= WHAT THE TASK ASKS =
In the listing below, locate the lines bearing the word "data". Copy every one of them.

:::

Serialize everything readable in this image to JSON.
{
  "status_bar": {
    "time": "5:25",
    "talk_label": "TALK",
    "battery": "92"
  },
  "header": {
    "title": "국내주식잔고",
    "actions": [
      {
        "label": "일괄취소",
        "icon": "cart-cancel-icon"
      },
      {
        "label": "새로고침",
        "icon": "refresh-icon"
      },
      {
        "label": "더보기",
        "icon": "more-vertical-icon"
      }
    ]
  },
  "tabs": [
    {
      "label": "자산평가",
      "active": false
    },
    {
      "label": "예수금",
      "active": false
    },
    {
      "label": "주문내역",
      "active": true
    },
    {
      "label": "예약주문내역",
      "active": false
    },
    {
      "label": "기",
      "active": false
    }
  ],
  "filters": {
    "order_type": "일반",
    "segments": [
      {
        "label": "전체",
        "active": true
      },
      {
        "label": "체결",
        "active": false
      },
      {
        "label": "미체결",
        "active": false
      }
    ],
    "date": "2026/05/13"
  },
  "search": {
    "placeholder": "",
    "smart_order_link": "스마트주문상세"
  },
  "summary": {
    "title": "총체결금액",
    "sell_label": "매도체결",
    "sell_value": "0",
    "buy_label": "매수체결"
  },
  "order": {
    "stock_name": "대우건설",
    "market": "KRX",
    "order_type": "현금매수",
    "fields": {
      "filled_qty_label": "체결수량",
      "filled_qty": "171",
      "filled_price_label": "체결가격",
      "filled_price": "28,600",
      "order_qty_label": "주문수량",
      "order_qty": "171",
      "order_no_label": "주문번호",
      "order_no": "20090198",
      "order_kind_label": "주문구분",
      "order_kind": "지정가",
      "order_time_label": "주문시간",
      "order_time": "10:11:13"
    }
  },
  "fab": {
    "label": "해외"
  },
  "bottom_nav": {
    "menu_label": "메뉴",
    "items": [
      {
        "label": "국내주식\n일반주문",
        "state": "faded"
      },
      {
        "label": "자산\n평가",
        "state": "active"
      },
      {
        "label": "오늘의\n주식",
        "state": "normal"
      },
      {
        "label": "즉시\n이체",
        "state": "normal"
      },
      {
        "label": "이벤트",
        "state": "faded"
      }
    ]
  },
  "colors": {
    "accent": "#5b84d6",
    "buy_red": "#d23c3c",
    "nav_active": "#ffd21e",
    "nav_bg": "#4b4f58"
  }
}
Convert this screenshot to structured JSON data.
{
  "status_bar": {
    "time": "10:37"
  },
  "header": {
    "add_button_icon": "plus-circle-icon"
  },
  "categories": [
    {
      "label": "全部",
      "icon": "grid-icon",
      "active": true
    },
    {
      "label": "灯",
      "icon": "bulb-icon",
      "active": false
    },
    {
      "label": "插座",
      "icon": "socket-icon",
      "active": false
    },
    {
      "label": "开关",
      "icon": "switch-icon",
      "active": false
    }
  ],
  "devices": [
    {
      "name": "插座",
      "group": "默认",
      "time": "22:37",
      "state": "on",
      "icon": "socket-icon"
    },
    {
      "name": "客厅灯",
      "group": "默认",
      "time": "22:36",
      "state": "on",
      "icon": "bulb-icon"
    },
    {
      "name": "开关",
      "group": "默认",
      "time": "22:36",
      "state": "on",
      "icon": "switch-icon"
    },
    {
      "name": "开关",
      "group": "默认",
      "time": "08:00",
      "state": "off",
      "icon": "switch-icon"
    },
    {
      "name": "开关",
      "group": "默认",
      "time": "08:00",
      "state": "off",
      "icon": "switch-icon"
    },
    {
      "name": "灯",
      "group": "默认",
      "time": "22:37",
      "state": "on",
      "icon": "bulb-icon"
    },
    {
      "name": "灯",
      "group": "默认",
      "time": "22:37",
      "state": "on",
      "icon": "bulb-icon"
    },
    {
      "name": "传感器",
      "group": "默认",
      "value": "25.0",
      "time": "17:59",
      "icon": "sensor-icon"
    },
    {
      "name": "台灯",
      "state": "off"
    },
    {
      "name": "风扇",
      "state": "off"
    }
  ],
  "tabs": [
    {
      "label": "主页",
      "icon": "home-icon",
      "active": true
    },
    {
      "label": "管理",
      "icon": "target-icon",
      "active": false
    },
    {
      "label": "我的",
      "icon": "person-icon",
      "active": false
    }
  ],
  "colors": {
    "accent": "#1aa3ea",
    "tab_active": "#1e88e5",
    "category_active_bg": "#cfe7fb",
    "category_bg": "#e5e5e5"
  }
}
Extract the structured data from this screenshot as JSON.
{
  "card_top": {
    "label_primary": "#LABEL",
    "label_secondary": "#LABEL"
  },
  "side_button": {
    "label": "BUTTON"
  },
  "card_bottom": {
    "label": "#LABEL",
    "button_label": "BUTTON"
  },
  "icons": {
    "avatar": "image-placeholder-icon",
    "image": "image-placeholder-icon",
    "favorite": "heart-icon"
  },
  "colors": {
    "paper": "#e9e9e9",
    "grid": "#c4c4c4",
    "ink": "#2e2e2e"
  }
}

:::

= EXERCISE ANSWER =
Convert this screenshot to structured JSON data.
Extract the structured data from this screenshot as JSON.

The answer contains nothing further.